• Problem requirements: Output the data that follows exactly, line for line.

• Source material:
▬▬▬▬▬▬

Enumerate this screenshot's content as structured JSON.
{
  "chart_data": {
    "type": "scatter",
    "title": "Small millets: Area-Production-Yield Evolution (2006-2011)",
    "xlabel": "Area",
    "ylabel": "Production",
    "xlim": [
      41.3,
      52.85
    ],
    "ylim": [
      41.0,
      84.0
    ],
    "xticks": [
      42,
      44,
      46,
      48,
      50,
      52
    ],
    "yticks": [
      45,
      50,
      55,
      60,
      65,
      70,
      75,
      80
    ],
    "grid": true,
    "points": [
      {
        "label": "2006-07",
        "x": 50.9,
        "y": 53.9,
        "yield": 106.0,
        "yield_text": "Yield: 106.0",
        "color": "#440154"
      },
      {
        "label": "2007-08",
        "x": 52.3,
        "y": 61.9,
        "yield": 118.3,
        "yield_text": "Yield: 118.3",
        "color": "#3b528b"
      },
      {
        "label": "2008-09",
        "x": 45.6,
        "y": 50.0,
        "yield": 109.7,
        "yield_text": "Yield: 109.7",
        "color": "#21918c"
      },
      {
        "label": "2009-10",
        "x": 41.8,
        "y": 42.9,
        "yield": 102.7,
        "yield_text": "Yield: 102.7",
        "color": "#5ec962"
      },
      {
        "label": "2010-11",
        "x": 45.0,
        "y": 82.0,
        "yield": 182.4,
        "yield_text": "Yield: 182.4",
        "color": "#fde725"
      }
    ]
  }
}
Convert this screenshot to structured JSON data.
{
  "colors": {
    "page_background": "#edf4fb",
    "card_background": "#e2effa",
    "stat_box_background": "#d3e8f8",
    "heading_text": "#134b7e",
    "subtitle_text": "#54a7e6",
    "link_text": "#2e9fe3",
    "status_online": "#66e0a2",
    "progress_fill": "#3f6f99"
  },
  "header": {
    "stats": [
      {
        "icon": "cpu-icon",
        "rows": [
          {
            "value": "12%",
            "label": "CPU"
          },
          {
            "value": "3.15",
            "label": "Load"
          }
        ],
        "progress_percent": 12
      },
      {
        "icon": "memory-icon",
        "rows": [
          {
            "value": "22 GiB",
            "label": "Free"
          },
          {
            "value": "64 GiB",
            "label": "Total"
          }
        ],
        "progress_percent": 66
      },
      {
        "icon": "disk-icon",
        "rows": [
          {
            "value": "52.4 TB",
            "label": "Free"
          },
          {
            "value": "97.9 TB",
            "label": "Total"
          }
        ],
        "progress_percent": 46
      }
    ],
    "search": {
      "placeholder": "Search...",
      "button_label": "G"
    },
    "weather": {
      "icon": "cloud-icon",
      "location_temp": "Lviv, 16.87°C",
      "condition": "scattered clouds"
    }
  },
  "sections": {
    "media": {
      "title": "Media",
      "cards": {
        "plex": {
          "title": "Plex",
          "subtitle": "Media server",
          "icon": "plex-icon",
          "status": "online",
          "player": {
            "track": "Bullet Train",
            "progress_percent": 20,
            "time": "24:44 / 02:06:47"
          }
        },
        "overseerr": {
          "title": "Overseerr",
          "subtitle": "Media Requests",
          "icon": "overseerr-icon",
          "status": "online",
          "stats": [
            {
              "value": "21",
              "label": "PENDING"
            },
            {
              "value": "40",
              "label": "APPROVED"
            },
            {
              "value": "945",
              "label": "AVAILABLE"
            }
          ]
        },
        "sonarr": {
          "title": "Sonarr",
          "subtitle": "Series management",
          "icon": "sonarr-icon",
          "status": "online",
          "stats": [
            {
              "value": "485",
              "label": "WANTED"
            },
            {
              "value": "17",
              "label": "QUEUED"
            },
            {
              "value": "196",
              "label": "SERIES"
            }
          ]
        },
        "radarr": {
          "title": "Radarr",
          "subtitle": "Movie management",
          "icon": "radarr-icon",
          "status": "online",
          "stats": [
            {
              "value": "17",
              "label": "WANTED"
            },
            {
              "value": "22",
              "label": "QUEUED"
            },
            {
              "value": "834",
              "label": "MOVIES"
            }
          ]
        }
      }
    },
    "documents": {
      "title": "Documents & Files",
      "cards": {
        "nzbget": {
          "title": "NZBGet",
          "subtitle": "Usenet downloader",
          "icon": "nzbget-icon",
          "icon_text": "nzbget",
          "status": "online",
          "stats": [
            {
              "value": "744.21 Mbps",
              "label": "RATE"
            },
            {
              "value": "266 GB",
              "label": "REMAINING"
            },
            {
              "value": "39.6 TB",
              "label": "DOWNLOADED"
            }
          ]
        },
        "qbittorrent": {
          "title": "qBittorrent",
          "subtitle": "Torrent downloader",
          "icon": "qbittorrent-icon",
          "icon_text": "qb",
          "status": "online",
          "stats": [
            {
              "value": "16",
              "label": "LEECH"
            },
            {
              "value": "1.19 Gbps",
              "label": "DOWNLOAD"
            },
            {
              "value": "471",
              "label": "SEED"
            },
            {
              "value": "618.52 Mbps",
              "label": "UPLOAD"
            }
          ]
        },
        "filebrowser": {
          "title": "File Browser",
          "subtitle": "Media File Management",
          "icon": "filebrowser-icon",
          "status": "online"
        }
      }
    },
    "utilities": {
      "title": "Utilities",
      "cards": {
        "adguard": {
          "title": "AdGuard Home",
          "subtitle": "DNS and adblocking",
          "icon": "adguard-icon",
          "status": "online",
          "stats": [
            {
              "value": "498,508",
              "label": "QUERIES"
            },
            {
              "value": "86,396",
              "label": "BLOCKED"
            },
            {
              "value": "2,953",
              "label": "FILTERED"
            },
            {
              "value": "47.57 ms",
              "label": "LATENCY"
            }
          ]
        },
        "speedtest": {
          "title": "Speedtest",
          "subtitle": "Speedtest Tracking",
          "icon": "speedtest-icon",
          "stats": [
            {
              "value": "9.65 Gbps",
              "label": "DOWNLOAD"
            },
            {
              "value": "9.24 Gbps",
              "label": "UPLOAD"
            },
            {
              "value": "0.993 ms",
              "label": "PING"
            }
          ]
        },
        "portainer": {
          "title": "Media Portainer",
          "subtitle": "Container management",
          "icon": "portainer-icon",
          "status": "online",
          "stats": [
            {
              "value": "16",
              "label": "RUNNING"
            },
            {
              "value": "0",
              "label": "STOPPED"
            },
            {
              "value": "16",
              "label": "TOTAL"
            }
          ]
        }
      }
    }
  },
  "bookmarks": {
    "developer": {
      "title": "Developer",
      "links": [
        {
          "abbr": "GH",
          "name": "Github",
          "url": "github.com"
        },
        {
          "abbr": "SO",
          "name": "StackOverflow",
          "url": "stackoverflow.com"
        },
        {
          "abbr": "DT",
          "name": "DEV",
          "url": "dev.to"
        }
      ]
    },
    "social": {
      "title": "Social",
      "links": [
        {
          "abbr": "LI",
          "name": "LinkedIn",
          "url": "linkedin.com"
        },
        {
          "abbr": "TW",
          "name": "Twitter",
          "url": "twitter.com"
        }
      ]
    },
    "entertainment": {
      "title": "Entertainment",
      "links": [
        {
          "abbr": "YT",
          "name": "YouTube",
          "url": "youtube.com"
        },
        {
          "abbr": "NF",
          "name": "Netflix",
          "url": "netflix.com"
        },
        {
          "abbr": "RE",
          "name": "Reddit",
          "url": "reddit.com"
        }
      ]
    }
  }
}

▬▬▬▬▬▬

• Response to this exercise:
Enumerate this screenshot's content as structured JSON.
{
  "chart_data": {
    "type": "scatter",
    "title": "Small millets: Area-Production-Yield Evolution (2006-2011)",
    "xlabel": "Area",
    "ylabel": "Production",
    "xlim": [
      41.3,
      52.85
    ],
    "ylim": [
      41.0,
      84.0
    ],
    "xticks": [
      42,
      44,
      46,
      48,
      50,
      52
    ],
    "yticks": [
      45,
      50,
      55,
      60,
      65,
      70,
      75,
      80
    ],
    "grid": true,
    "points": [
      {
        "label": "2006-07",
        "x": 50.9,
        "y": 53.9,
        "yield": 106.0,
        "yield_text": "Yield: 106.0",
        "color": "#440154"
      },
      {
        "label": "2007-08",
        "x": 52.3,
        "y": 61.9,
        "yield": 118.3,
        "yield_text": "Yield: 118.3",
        "color": "#3b528b"
      },
      {
        "label": "2008-09",
        "x": 45.6,
        "y": 50.0,
        "yield": 109.7,
        "yield_text": "Yield: 109.7",
        "color": "#21918c"
      },
      {
        "label": "2009-10",
        "x": 41.8,
        "y": 42.9,
        "yield": 102.7,
        "yield_text": "Yield: 102.7",
        "color": "#5ec962"
      },
      {
        "label": "2010-11",
        "x": 45.0,
        "y": 82.0,
        "yield": 182.4,
        "yield_text": "Yield: 182.4",
        "color": "#fde725"
      }
    ]
  }
}
Convert this screenshot to structured JSON data.
{
  "colors": {
    "page_background": "#edf4fb",
    "card_background": "#e2effa",
    "stat_box_background": "#d3e8f8",
    "heading_text": "#134b7e",
    "subtitle_text": "#54a7e6",
    "link_text": "#2e9fe3",
    "status_online": "#66e0a2",
    "progress_fill": "#3f6f99"
  },
  "header": {
    "stats": [
      {
        "icon": "cpu-icon",
        "rows": [
          {
            "value": "12%",
            "label": "CPU"
          },
          {
            "value": "3.15",
            "label": "Load"
          }
        ],
        "progress_percent": 12
      },
      {
        "icon": "memory-icon",
        "rows": [
          {
            "value": "22 GiB",
            "label": "Free"
          },
          {
            "value": "64 GiB",
            "label": "Total"
          }
        ],
        "progress_percent": 66
      },
      {
        "icon": "disk-icon",
        "rows": [
          {
            "value": "52.4 TB",
            "label": "Free"
          },
          {
            "value": "97.9 TB",
            "label": "Total"
          }
        ],
        "progress_percent": 46
      }
    ],
    "search": {
      "placeholder": "Search...",
      "button_label": "G"
    },
    "weather": {
      "icon": "cloud-icon",
      "location_temp": "Lviv, 16.87°C",
      "condition": "scattered clouds"
    }
  },
  "sections": {
    "media": {
      "title": "Media",
      "cards": {
        "plex": {
          "title": "Plex",
          "subtitle": "Media server",
          "icon": "plex-icon",
          "status": "online",
          "player": {
            "track": "Bullet Train",
            "progress_percent": 20,
            "time": "24:44 / 02:06:47"
          }
        },
        "overseerr": {
          "title": "Overseerr",
          "subtitle": "Media Requests",
          "icon": "overseerr-icon",
          "status": "online",
          "stats": [
            {
              "value": "21",
              "label": "PENDING"
            },
            {
              "value": "40",
              "label": "APPROVED"
            },
            {
              "value": "945",
              "label": "AVAILABLE"
            }
          ]
        },
        "sonarr": {
          "title": "Sonarr",
          "subtitle": "Series management",
          "icon": "sonarr-icon",
          "status": "online",
          "stats": [
            {
              "value": "485",
              "label": "WANTED"
            },
            {
              "value": "17",
              "label": "QUEUED"
            },
            {
              "value": "196",
              "label": "SERIES"
            }
          ]
        },
        "radarr": {
          "title": "Radarr",
          "subtitle": "Movie management",
          "icon": "radarr-icon",
          "status": "online",
          "stats": [
            {
              "value": "17",
              "label": "WANTED"
            },
            {
              "value": "22",
              "label": "QUEUED"
            },
            {
              "value": "834",
              "label": "MOVIES"
            }
          ]
        }
      }
    },
    "documents": {
      "title": "Documents & Files",
      "cards": {
        "nzbget": {
          "title": "NZBGet",
          "subtitle": "Usenet downloader",
          "icon": "nzbget-icon",
          "icon_text": "nzbget",
          "status": "online",
          "stats": [
            {
              "value": "744.21 Mbps",
              "label": "RATE"
            },
            {
              "value": "266 GB",
              "label": "REMAINING"
            },
            {
              "value": "39.6 TB",
              "label": "DOWNLOADED"
            }
          ]
        },
        "qbittorrent": {
          "title": "qBittorrent",
          "subtitle": "Torrent downloader",
          "icon": "qbittorrent-icon",
          "icon_text": "qb",
          "status": "online",
          "stats": [
            {
              "value": "16",
              "label": "LEECH"
            },
            {
              "value": "1.19 Gbps",
              "label": "DOWNLOAD"
            },
            {
              "value": "471",
              "label": "SEED"
            },
            {
              "value": "618.52 Mbps",
              "label": "UPLOAD"
            }
          ]
        },
        "filebrowser": {
          "title": "File Browser",
          "subtitle": "Media File Management",
          "icon": "filebrowser-icon",
          "status": "online"
        }
      }
    },
    "utilities": {
      "title": "Utilities",
      "cards": {
        "adguard": {
          "title": "AdGuard Home",
          "subtitle": "DNS and adblocking",
          "icon": "adguard-icon",
          "status": "online",
          "stats": [
            {
              "value": "498,508",
              "label": "QUERIES"
            },
            {
              "value": "86,396",
              "label": "BLOCKED"
            },
            {
              "value": "2,953",
              "label": "FILTERED"
            },
            {
              "value": "47.57 ms",
              "label": "LATENCY"
            }
          ]
        },
        "speedtest": {
          "title": "Speedtest",
          "subtitle": "Speedtest Tracking",
          "icon": "speedtest-icon",
          "stats": [
            {
              "value": "9.65 Gbps",
              "label": "DOWNLOAD"
            },
            {
              "value": "9.24 Gbps",
              "label": "UPLOAD"
            },
            {
              "value": "0.993 ms",
              "label": "PING"
            }
          ]
        },
        "portainer": {
          "title": "Media Portainer",
          "subtitle": "Container management",
          "icon": "portainer-icon",
          "status": "online",
          "stats": [
            {
              "value": "16",
              "label": "RUNNING"
            },
            {
              "value": "0",
              "label": "STOPPED"
            },
            {
              "value": "16",
              "label": "TOTAL"
            }
          ]
        }
      }
    }
  },
  "bookmarks": {
    "developer": {
      "title": "Developer",
      "links": [
        {
          "abbr": "GH",
          "name": "Github",
          "url": "github.com"
        },
        {
          "abbr": "SO",
          "name": "StackOverflow",
          "url": "stackoverflow.com"
        },
        {
          "abbr": "DT",
          "name": "DEV",
          "url": "dev.to"
        }
      ]
    },
    "social": {
      "title": "Social",
      "links": [
        {
          "abbr": "LI",
          "name": "LinkedIn",
          "url": "linkedin.com"
        },
        {
          "abbr": "TW",
          "name": "Twitter",
          "url": "twitter.com"
        }
      ]
    },
    "entertainment": {
      "title": "Entertainment",
      "links": [
        {
          "abbr": "YT",
          "name": "YouTube",
          "url": "youtube.com"
        },
        {
          "abbr": "NF",
          "name": "Netflix",
          "url": "netflix.com"
        },
        {
          "abbr": "RE",
          "name": "Reddit",
          "url": "reddit.com"
        }
      ]
    }
  }
}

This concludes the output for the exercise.